[TASK PROMPT]
Make an exact copy of all the data.

****************

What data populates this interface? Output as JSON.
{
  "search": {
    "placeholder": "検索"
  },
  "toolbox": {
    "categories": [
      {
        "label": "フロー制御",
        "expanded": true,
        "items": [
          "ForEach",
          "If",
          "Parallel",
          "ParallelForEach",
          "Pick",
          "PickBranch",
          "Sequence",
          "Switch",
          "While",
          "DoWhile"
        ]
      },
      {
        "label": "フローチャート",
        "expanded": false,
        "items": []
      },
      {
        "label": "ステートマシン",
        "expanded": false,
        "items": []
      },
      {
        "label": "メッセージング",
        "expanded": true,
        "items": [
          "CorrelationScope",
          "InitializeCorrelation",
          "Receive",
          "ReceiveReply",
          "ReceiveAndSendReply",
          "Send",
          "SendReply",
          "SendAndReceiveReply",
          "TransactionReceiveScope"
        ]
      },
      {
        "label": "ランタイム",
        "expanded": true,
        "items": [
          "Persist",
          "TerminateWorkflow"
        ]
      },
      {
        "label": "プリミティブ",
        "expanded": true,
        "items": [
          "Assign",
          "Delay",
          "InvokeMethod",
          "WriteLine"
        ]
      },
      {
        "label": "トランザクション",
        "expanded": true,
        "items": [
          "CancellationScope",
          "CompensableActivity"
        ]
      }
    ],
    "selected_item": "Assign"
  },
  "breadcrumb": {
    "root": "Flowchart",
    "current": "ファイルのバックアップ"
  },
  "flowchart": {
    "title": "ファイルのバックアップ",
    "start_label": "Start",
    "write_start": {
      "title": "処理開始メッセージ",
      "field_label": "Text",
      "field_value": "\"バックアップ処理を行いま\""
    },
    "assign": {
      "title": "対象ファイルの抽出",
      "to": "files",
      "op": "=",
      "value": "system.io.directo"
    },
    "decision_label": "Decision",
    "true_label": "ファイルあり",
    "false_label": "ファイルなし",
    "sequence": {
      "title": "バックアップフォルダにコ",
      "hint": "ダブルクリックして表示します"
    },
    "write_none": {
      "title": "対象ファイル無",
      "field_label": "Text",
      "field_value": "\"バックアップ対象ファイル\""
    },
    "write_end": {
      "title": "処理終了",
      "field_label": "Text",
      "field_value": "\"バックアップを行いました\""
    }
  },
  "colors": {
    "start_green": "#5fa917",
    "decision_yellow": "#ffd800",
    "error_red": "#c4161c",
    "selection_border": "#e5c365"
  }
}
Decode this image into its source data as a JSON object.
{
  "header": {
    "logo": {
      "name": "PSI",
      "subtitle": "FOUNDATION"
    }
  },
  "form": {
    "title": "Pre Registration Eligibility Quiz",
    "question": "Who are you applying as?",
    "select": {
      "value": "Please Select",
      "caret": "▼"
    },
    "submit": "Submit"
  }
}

****************

[REPLY TO THE EXERCISE]
What data populates this interface? Output as JSON.
{
  "search": {
    "placeholder": "検索"
  },
  "toolbox": {
    "categories": [
      {
        "label": "フロー制御",
        "expanded": true,
        "items": [
          "ForEach",
          "If",
          "Parallel",
          "ParallelForEach",
          "Pick",
          "PickBranch",
          "Sequence",
          "Switch",
          "While",
          "DoWhile"
        ]
      },
      {
        "label": "フローチャート",
        "expanded": false,
        "items": []
      },
      {
        "label": "ステートマシン",
        "expanded": false,
        "items": []
      },
      {
        "label": "メッセージング",
        "expanded": true,
        "items": [
          "CorrelationScope",
          "InitializeCorrelation",
          "Receive",
          "ReceiveReply",
          "ReceiveAndSendReply",
          "Send",
          "SendReply",
          "SendAndReceiveReply",
          "TransactionReceiveScope"
        ]
      },
      {
        "label": "ランタイム",
        "expanded": true,
        "items": [
          "Persist",
          "TerminateWorkflow"
        ]
      },
      {
        "label": "プリミティブ",
        "expanded": true,
        "items": [
          "Assign",
          "Delay",
          "InvokeMethod",
          "WriteLine"
        ]
      },
      {
        "label": "トランザクション",
        "expanded": true,
        "items": [
          "CancellationScope",
          "CompensableActivity"
        ]
      }
    ],
    "selected_item": "Assign"
  },
  "breadcrumb": {
    "root": "Flowchart",
    "current": "ファイルのバックアップ"
  },
  "flowchart": {
    "title": "ファイルのバックアップ",
    "start_label": "Start",
    "write_start": {
      "title": "処理開始メッセージ",
      "field_label": "Text",
      "field_value": "\"バックアップ処理を行いま\""
    },
    "assign": {
      "title": "対象ファイルの抽出",
      "to": "files",
      "op": "=",
      "value": "system.io.directo"
    },
    "decision_label": "Decision",
    "true_label": "ファイルあり",
    "false_label": "ファイルなし",
    "sequence": {
      "title": "バックアップフォルダにコ",
      "hint": "ダブルクリックして表示します"
    },
    "write_none": {
      "title": "対象ファイル無",
      "field_label": "Text",
      "field_value": "\"バックアップ対象ファイル\""
    },
    "write_end": {
      "title": "処理終了",
      "field_label": "Text",
      "field_value": "\"バックアップを行いました\""
    }
  },
  "colors": {
    "start_green": "#5fa917",
    "decision_yellow": "#ffd800",
    "error_red": "#c4161c",
    "selection_border": "#e5c365"
  }
}
Decode this image into its source data as a JSON object.
{
  "header": {
    "logo": {
      "name": "PSI",
      "subtitle": "FOUNDATION"
    }
  },
  "form": {
    "title": "Pre Registration Eligibility Quiz",
    "question": "Who are you applying as?",
    "select": {
      "value": "Please Select",
      "caret": "▼"
    },
    "submit": "Submit"
  }
}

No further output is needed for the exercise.